Please rewrite the lines in the items below as a JSON list of strings, one string per line with blank lines left out, starting at the line that contains "ics-code: ICS 65.020.20" and ending at the line that contains "divider-top <box>74 290 716 292</box>", both included.

Data items
* * * * * * * * *

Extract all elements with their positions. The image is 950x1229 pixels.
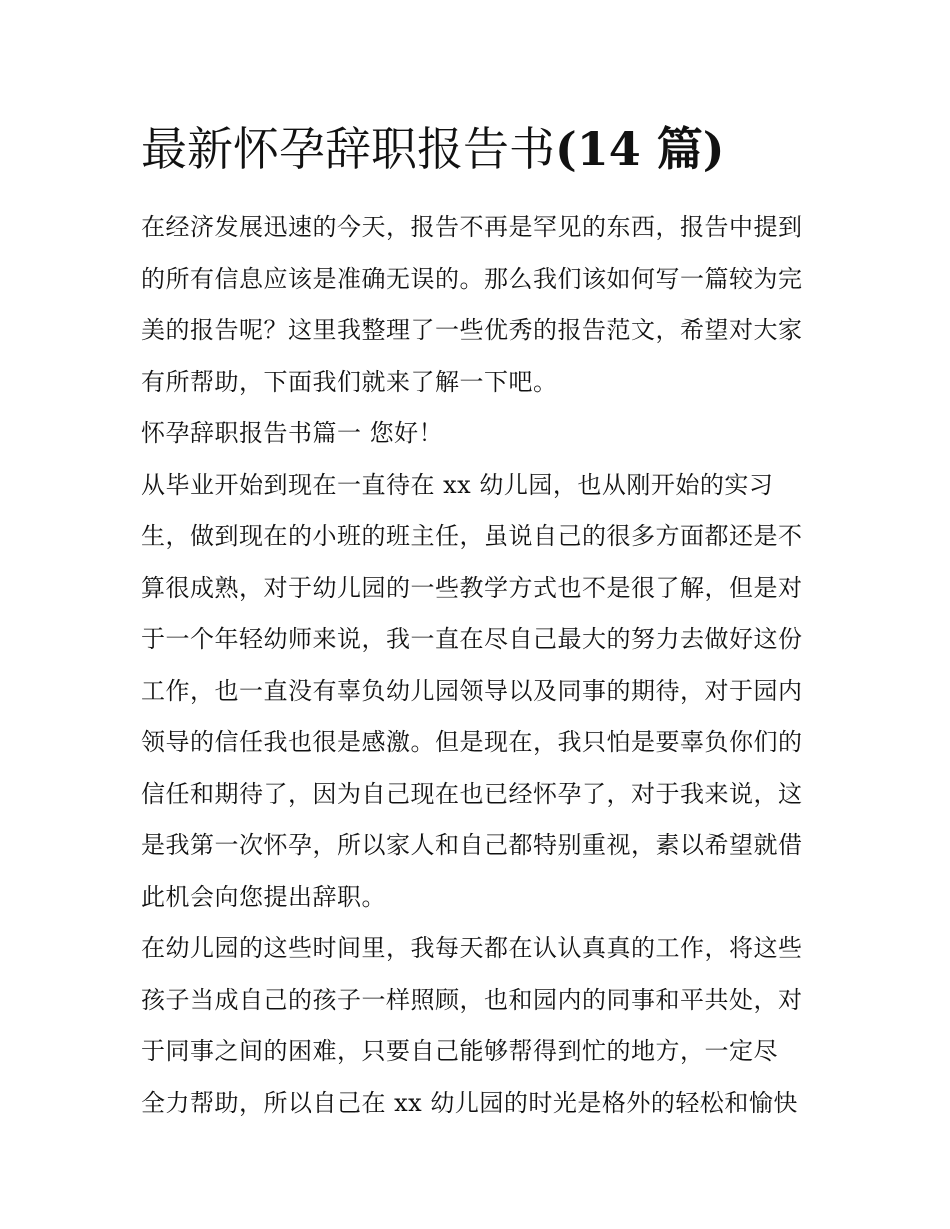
body-line: 工作，也一直没有辜负幼儿园领导以及同事的期待，对于园内	[141, 676, 803, 705]
body-line: 领导的信任我也很是感激。但是现在，我只怕是要辜负你们的	[141, 728, 803, 756]
body-line: 是我第一次怀孕，所以家人和自己都特别重视，素以希望就借	[141, 831, 803, 859]
body-line: 于一个年轻幼师来说，我一直在尽自己最大的努力去做好这份	[141, 625, 803, 653]
body-line: 从毕业开始到现在一直待在 xx 幼儿园，也从刚开始的实习	[141, 470, 774, 499]
document-page	[141, 118, 813, 1129]
body-line: 有所帮助，下面我们就来了解一下吧。	[141, 367, 558, 396]
body-line: 的所有信息应该是准确无误的。那么我们该如何写一篇较为完	[141, 264, 803, 293]
body-line: 在经济发展迅速的今天，报告不再是罕见的东西，报告中提到	[141, 213, 803, 241]
title-main: 最新怀孕辞职报告书	[141, 122, 555, 176]
title-count: (14 篇)	[555, 122, 725, 176]
body-line: 孩子当成自己的孩子一样照顾，也和园内的同事和平共处，对	[141, 985, 803, 1014]
section-heading: 怀孕辞职报告书篇一 您好！	[141, 419, 444, 447]
body-line: 于同事之间的困难，只要自己能够帮得到忙的地方，一定尽	[141, 1037, 778, 1065]
body-line: 算很成熟，对于幼儿园的一些教学方式也不是很了解，但是对	[141, 573, 803, 602]
body-line: 此机会向您提出辞职。	[141, 882, 386, 911]
body-line: 美的报告呢？这里我整理了一些优秀的报告范文，希望对大家	[141, 316, 803, 344]
body-line: 信任和期待了，因为自己现在也已经怀孕了，对于我来说，这	[141, 779, 803, 808]
body-line: 在幼儿园的这些时间里，我每天都在认认真真的工作，将这些	[141, 934, 803, 962]
document-body	[141, 202, 813, 1129]
body-line: 全力帮助，所以自己在 xx 幼儿园的时光是格外的轻松和愉快	[141, 1088, 798, 1117]
document-title	[141, 118, 813, 180]
body-line: 生，做到现在的小班的班主任，虽说自己的很多方面都还是不	[141, 522, 803, 550]
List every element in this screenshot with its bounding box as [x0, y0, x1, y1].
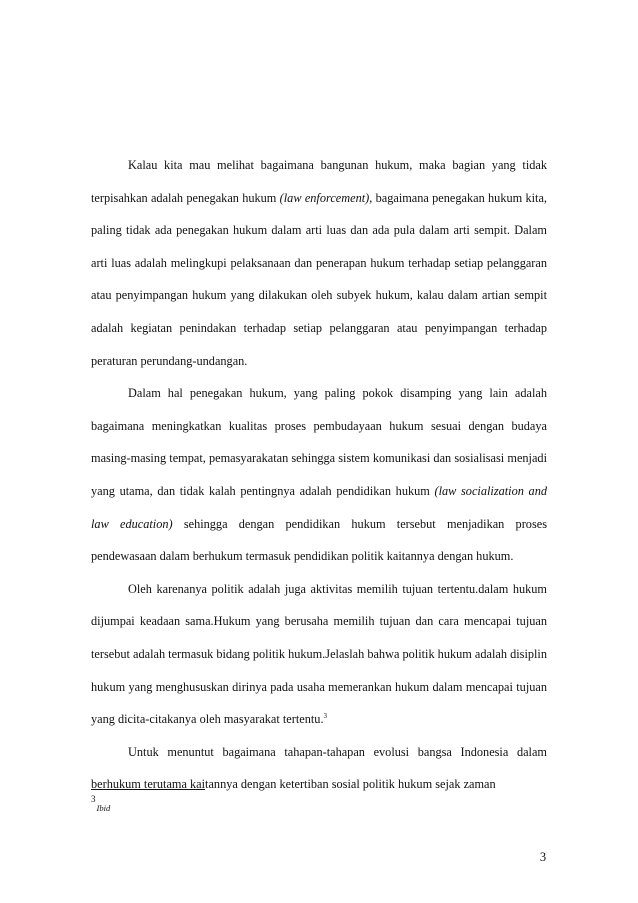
- paragraph-4-text-before: Untuk menuntut bagaimana tahapan-tahapan evolusi bangsa Indonesia dalam berhukum terutama kaitannya dengan ketertiban sosial politik hukum sejak zaman: [91, 744, 547, 792]
- paragraph-3: [91, 573, 547, 736]
- paragraph-2-italic-term: (law socialization and law education): [91, 483, 547, 531]
- footnote: [91, 794, 111, 813]
- paragraph-3-text-before: Oleh karenanya politik adalah juga aktivitas memilih tujuan tertentu.dalam hukum dijumpai keadaan sama.Hukum yang berusaha memilih tujuan dan cara mencapai tujuan tersebut adalah termasuk bidang politik hukum.Jelaslah bahwa politik hukum adalah disiplin hukum yang menghususkan dirinya pada usaha memerankan hukum dalam mencapai tujuan yang dicita-citakanya oleh masyarakat tertentu.: [91, 581, 547, 727]
- paragraph-2-text-after: sehingga dengan pendidikan hukum tersebut menjadikan proses pendewasaan dalam berhukum termasuk pendidikan politik kaitannya dengan hukum.: [91, 516, 547, 564]
- footnote-divider: [91, 789, 205, 790]
- paragraph-4: [91, 736, 547, 801]
- paragraph-2-text-before: Dalam hal penegakan hukum, yang paling pokok disamping yang lain adalah bagaimana meningkatkan kualitas proses pembudayaan hukum sesuai dengan budaya masing-masing tempat, pemasyarakatan sehingga sistem komunikasi dan sosialisasi menjadi yang utama, dan tidak kalah pentingnya adalah pendidikan hukum: [91, 386, 547, 498]
- body-text: [91, 149, 547, 801]
- footnote-number: 3: [91, 794, 96, 804]
- footnote-reference[interactable]: 3: [323, 712, 328, 721]
- paragraph-1: [91, 149, 547, 377]
- paragraph-1-text-after: , bagaimana penegakan hukum kita, paling tidak ada penegakan hukum dalam arti luas dan ada pula dalam arti sempit. Dalam arti luas adalah melingkupi pelaksanaan dan penerapan hukum terhadap setiap pelanggaran atau penyimpangan hukum yang dilakukan oleh subyek hukum, kalau dalam artian sempit adalah kegiatan penindakan terhadap setiap pelanggaran atau penyimpangan terhadap peraturan perundang-undangan.: [91, 190, 547, 368]
- footnote-text: Ibid: [96, 803, 111, 813]
- paragraph-2: [91, 377, 547, 573]
- page-number: 3: [539, 850, 547, 864]
- paragraph-1-text-before: Kalau kita mau melihat bagaimana bangunan hukum, maka bagian yang tidak terpisahkan adalah penegakan hukum: [91, 158, 547, 205]
- paragraph-1-italic-term: (law enforcement): [279, 190, 370, 205]
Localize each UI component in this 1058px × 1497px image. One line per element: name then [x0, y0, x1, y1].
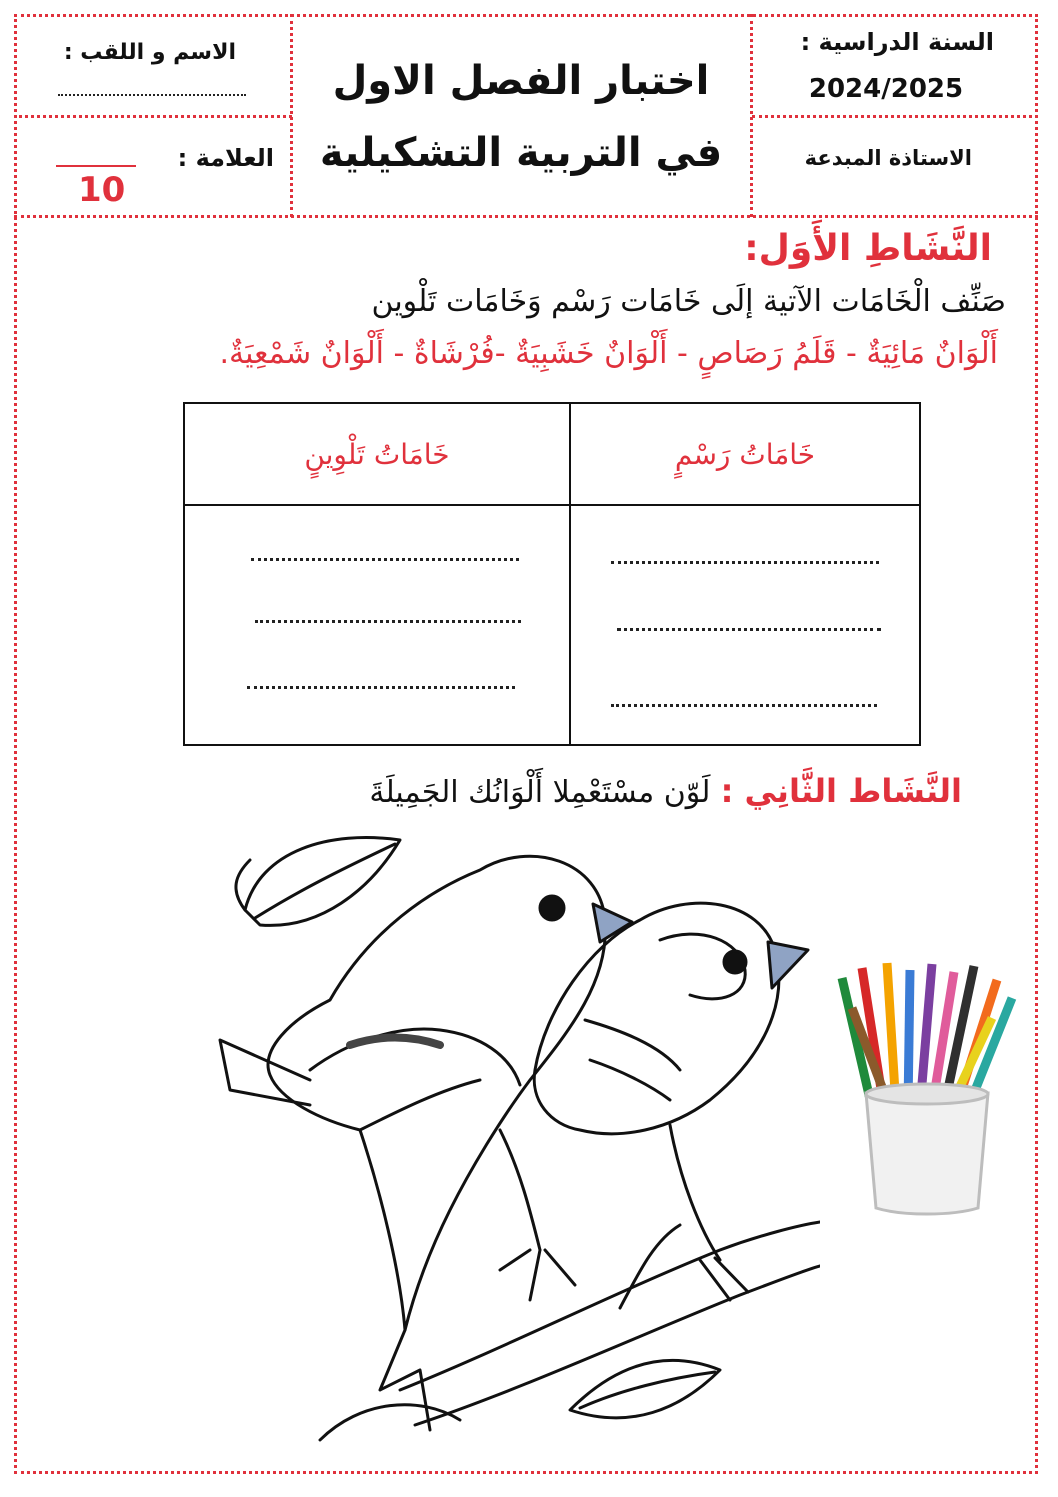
activity1-materials-list: أَلْوَانٌ مَائِيَةٌ - قَلَمُ رَصَاصٍ - أَلْوَانٌ خَشَبِيَةٌ -فُرْشَاةٌ - أَلْوَانٌ شَمْعِيَةٌ. — [219, 336, 998, 371]
year-value: 2024/2025 — [808, 74, 964, 104]
grade-value: 10 — [78, 170, 126, 210]
teacher-label: الاستاذة المبدعة — [804, 146, 972, 170]
answer-line[interactable] — [617, 628, 881, 631]
name-label: الاسم و اللقب : — [63, 40, 236, 65]
header-divider-right — [750, 14, 753, 217]
activity1-instruction: صَنِّف الْخَامَات الآتية إلَى خَامَات رَسْم وَخَامَات تَلْوين — [371, 284, 1006, 319]
drawing-answers-cell — [570, 505, 920, 745]
answer-line[interactable] — [255, 620, 521, 623]
column-header-drawing: خَامَاتُ رَسْمٍ — [570, 403, 920, 505]
answer-line[interactable] — [611, 704, 877, 707]
header-middle-line-left — [14, 115, 292, 118]
activity2-title: النَّشَاط الثَّانِي : — [720, 772, 962, 810]
birds-coloring-illustration[interactable] — [200, 830, 820, 1450]
colored-pencils-cup-illustration — [832, 958, 1022, 1220]
header-divider-left — [290, 14, 293, 217]
answer-line[interactable] — [247, 686, 515, 689]
exam-title-line2: في التربية التشكيلية — [319, 130, 723, 176]
header-bottom-line — [14, 215, 1038, 218]
column-header-coloring: خَامَاتُ تَلْوِينٍ — [184, 403, 570, 505]
lower-leaves-icon — [320, 1360, 720, 1440]
header-middle-line-right — [752, 115, 1038, 118]
answer-line[interactable] — [611, 561, 879, 564]
classification-table — [183, 402, 921, 746]
grade-fraction-line — [56, 165, 136, 167]
year-label: السنة الدراسية : — [800, 28, 994, 56]
coloring-answers-cell — [184, 505, 570, 745]
activity2-instruction: لَوّن مسْتَعْمِلا أَلْوَانُك الجَمِيلَةَ — [369, 775, 711, 810]
answer-line[interactable] — [251, 558, 519, 561]
front-bird-icon — [220, 856, 632, 1430]
grade-label: العلامة : — [177, 144, 274, 172]
leaf-icon — [236, 838, 400, 926]
activity1-title: النَّشَاطِ الأَوَل: — [744, 228, 992, 269]
back-bird-icon — [534, 903, 808, 1300]
activity2-heading — [369, 772, 962, 810]
name-field[interactable] — [58, 94, 246, 96]
exam-title-line1: اختبار الفصل الاول — [332, 58, 710, 104]
cup-icon — [866, 1084, 988, 1214]
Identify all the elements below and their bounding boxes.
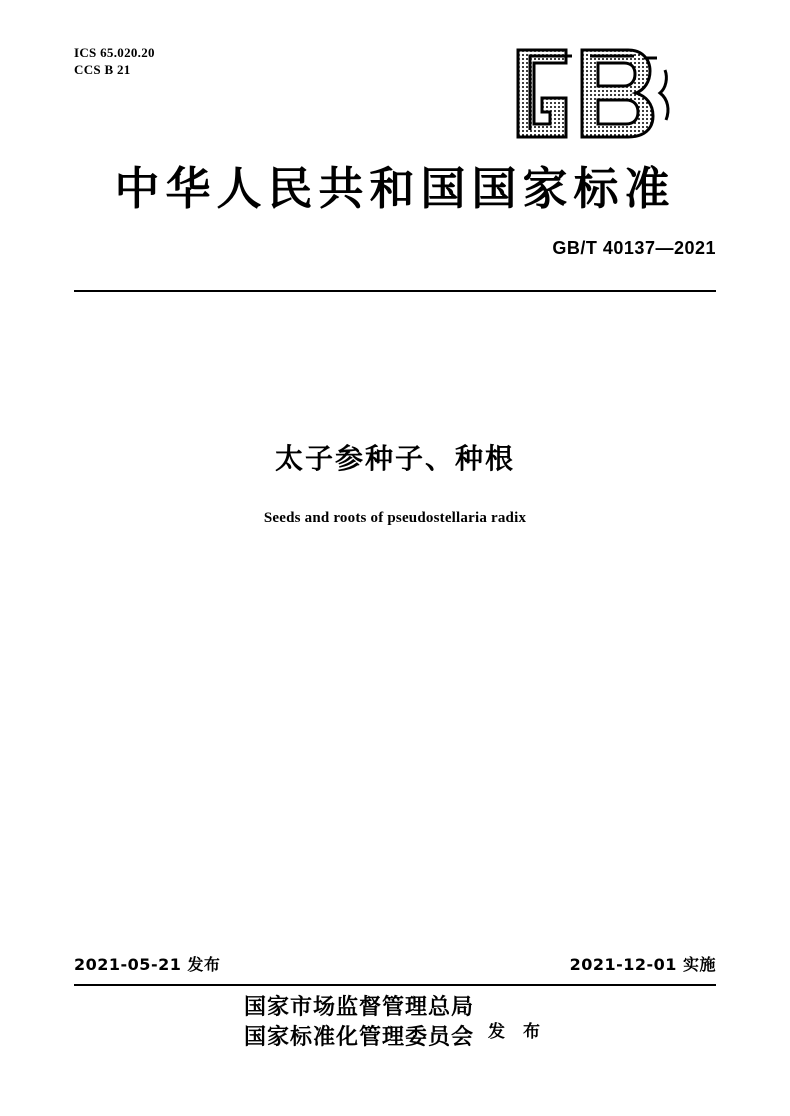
ics-code: ICS 65.020.20 <box>74 45 155 60</box>
standard-number: GB/T 40137—2021 <box>552 238 716 258</box>
document-title-cn: 太子参种子、种根 <box>274 442 515 475</box>
ccs-code: CCS B 21 <box>74 62 131 77</box>
publisher-line-2: 国家标准化管理委员会 <box>244 1025 475 1050</box>
authority-title: 中华人民共和国国家标准 <box>114 162 676 215</box>
document-title-en: Seeds and roots of pseudostellaria radix <box>263 510 527 526</box>
divider-bottom <box>74 984 716 986</box>
publisher-line-1: 国家市场监督管理总局 <box>244 995 475 1020</box>
gb-logo-icon <box>510 46 675 141</box>
divider-top <box>74 290 716 292</box>
issue-date: 2021-05-21 发布 <box>74 955 221 974</box>
publisher-block <box>0 993 790 1053</box>
classification-codes <box>74 44 155 78</box>
publisher-names <box>244 993 474 1053</box>
implementation-date: 2021-12-01 实施 <box>569 955 716 974</box>
publisher-verb: 发 布 <box>488 1021 546 1042</box>
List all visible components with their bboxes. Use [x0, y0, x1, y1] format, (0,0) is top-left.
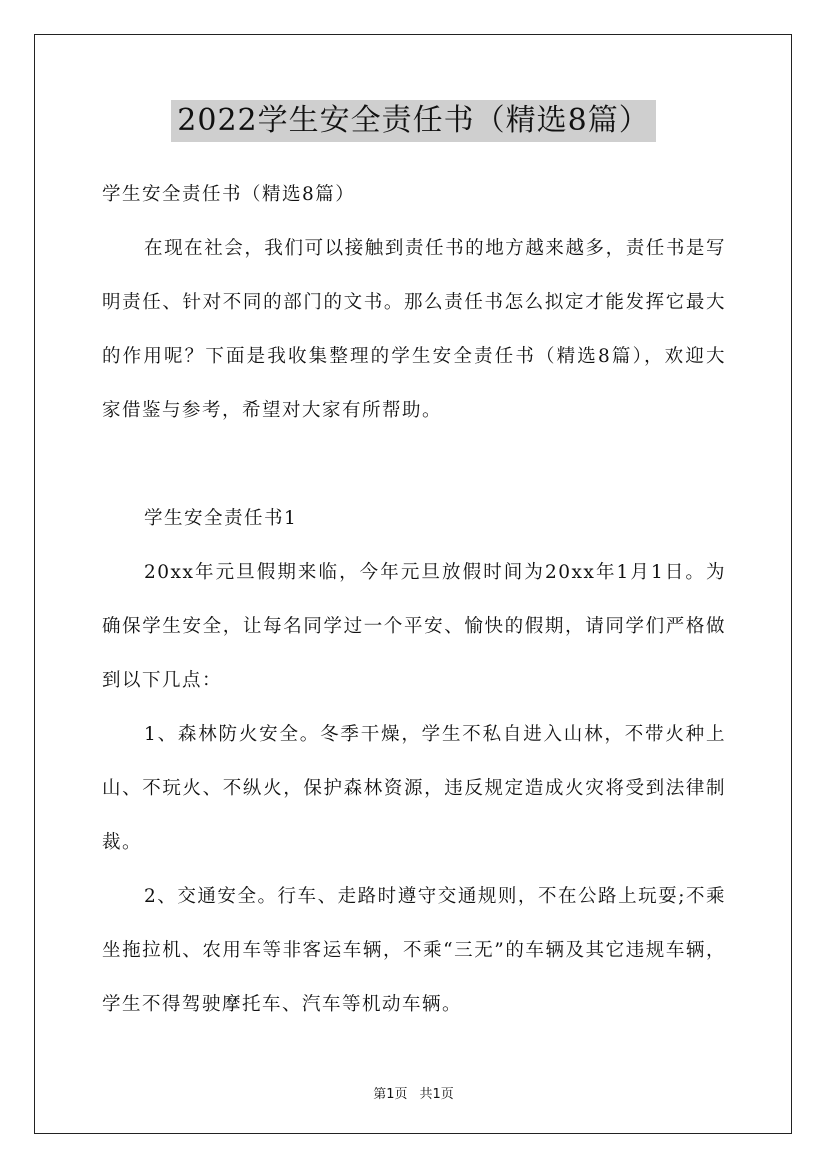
document-body — [102, 168, 726, 1032]
body-paragraph: 2、交通安全。行车、走路时遵守交通规则，不在公路上玩耍;不乘坐拖拉机、农用车等非客运车辆，不乘“三无”的车辆及其它违规车辆，学生不得驾驶摩托车、汽车等机动车辆。 — [102, 886, 726, 1015]
intro-heading: 学生安全责任书（精选8篇） — [102, 184, 356, 205]
section-heading: 学生安全责任书1 — [144, 508, 298, 529]
body-paragraph: 20xx年元旦假期来临，今年元旦放假时间为20xx年1月1日。为确保学生安全，让每名同学过一个平安、愉快的假期，请同学们严格做到以下几点： — [102, 562, 726, 691]
title-container — [0, 100, 827, 142]
page-total: 共1页 — [419, 1087, 454, 1102]
body-paragraph: 1、森林防火安全。冬季干燥，学生不私自进入山林，不带火种上山、不玩火、不纵火，保护森林资源，违反规定造成火灾将受到法律制裁。 — [102, 724, 726, 853]
page-footer — [0, 1083, 827, 1102]
page-number: 第1页 — [373, 1087, 408, 1102]
intro-paragraph: 在现在社会，我们可以接触到责任书的地方越来越多，责任书是写明责任、针对不同的部门的文书。那么责任书怎么拟定才能发挥它最大的作用呢？下面是我收集整理的学生安全责任书（精选8篇），欢迎大家借鉴与参考，希望对大家有所帮助。 — [102, 238, 726, 421]
document-title: 2022学生安全责任书（精选8篇） — [171, 100, 655, 142]
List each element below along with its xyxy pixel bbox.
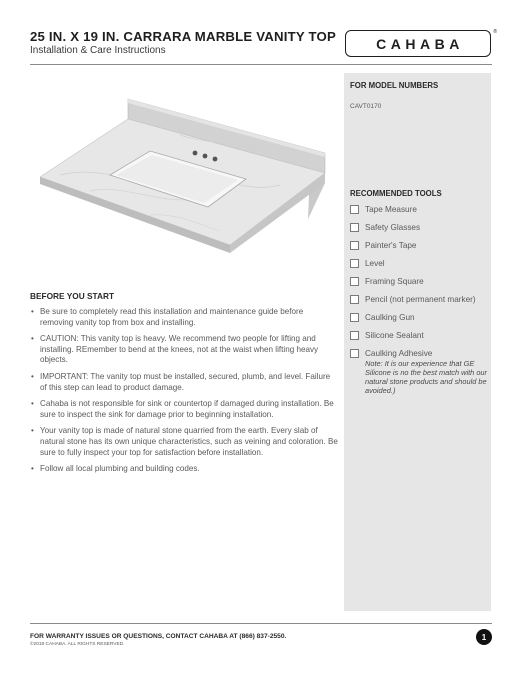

* * * * * * * * *

> **EXERCISE OUTPUT**
[
  "ics-code: ICS 65.020.20 <box>74 45 155 60</box>",
  "standard-number: GB/T 40137—2021 <box>552 238 716 258</box>",
  "document-title-cn: 太子参种子、种根 <box>274 442 515 475</box>",
  "ccs-code: CCS B 21 <box>74 62 131 77</box>",
  "publisher-line-2: 国家标准化管理委员会 <box>244 1025 475 1050</box>",
  "authority-title: 中华人民共和国国家标准 <box>114 162 676 215</box>",
  "document-title-en: Seeds and roots of pseudostellaria radix <box>263 510 527 526</box>",
  "divider-bottom <box>74 984 716 986</box>",
  "publisher-line-1: 国家市场监督管理总局 <box>244 995 475 1020</box>",
  "gb-logo-icon <box>510 46 675 141</box>",
  "divider-top <box>74 290 716 292</box>"
]